▶ _WHAT TO WORK ON_:
Report all lines holding "Canada".

──────── RECORDS

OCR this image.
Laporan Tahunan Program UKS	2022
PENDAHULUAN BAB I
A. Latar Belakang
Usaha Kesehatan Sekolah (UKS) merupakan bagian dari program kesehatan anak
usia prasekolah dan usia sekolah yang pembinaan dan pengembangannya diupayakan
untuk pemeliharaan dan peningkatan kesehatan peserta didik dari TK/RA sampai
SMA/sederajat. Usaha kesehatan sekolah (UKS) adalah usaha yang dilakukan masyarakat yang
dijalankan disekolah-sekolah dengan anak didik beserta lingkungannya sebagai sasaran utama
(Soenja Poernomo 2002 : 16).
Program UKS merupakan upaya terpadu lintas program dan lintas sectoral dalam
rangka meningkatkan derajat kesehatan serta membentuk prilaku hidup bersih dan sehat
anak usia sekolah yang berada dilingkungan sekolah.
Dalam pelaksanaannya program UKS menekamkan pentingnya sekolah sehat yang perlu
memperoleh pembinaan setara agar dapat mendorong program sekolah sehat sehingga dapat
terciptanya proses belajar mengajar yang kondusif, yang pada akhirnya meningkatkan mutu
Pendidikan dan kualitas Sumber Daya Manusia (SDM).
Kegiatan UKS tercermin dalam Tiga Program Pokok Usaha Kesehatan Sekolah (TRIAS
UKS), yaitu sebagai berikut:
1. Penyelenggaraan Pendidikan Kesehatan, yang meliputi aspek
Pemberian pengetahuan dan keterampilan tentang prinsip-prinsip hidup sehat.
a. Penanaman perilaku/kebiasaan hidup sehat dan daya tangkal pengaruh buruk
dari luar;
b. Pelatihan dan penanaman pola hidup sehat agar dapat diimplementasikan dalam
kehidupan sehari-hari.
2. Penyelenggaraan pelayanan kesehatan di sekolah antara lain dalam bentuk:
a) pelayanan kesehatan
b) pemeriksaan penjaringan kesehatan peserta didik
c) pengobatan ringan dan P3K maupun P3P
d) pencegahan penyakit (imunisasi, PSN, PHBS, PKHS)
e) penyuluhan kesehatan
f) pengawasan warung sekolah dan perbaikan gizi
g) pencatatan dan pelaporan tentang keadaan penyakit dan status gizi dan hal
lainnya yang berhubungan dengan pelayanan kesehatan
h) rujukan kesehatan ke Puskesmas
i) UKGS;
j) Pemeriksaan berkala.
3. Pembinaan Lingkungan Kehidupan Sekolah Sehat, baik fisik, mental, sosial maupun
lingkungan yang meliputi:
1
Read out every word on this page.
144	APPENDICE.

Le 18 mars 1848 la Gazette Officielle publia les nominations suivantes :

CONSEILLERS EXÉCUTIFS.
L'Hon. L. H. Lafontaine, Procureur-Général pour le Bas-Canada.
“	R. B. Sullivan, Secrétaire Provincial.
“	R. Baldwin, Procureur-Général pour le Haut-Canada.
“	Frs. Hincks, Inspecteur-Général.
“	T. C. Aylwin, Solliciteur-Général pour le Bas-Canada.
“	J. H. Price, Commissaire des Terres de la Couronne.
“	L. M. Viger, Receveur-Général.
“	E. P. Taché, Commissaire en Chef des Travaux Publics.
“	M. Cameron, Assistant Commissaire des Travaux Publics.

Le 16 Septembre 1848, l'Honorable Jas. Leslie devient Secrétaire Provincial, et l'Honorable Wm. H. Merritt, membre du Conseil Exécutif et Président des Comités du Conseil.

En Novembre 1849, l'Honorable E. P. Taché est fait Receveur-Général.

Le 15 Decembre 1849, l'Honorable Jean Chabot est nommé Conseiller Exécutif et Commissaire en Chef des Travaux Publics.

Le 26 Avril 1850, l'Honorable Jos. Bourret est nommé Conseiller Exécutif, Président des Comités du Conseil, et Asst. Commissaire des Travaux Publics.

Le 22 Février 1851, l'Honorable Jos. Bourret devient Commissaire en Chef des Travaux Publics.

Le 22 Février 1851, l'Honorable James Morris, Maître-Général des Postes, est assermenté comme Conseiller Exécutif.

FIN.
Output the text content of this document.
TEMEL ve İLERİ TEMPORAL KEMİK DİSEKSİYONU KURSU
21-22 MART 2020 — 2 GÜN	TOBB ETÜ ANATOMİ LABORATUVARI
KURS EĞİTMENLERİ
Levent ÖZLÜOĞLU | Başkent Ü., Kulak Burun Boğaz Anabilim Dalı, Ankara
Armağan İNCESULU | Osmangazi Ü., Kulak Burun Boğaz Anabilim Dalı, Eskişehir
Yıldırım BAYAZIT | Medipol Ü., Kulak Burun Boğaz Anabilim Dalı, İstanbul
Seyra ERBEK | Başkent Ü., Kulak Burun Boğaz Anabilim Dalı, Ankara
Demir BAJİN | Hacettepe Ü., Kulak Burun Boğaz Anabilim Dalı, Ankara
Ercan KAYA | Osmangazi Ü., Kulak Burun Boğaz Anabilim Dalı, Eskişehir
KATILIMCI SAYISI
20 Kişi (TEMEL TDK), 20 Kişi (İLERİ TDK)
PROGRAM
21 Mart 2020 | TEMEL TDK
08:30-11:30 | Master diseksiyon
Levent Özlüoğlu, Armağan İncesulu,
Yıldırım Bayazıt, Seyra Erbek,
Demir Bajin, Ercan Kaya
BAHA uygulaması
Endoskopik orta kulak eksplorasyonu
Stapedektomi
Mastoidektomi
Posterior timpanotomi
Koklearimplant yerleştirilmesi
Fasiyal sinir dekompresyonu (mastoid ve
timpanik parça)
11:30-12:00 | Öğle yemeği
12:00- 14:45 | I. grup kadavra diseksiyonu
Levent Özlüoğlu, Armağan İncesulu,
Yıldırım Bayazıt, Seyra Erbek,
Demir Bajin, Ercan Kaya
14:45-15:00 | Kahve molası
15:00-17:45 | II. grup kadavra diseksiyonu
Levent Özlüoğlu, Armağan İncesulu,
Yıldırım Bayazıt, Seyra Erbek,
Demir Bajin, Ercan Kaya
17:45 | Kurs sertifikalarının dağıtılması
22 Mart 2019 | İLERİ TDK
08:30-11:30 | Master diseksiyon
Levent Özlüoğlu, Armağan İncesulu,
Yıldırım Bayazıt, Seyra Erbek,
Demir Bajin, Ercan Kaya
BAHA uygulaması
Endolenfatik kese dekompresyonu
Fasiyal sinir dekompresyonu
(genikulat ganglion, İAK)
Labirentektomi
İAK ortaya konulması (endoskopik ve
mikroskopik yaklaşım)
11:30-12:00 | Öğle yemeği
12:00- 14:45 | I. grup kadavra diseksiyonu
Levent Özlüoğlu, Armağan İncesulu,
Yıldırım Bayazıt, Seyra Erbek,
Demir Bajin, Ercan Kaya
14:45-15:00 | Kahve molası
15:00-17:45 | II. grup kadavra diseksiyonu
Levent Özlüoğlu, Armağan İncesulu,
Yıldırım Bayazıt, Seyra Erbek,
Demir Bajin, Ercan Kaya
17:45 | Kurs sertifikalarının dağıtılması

────────────────

▶ _WRITTEN SOLUTION_:
L'Hon. L. H. Lafontaine, Procureur-Général pour le Bas-Canada.
“	R. Baldwin, Procureur-Général pour le Haut-Canada.
“	T. C. Aylwin, Solliciteur-Général pour le Bas-Canada.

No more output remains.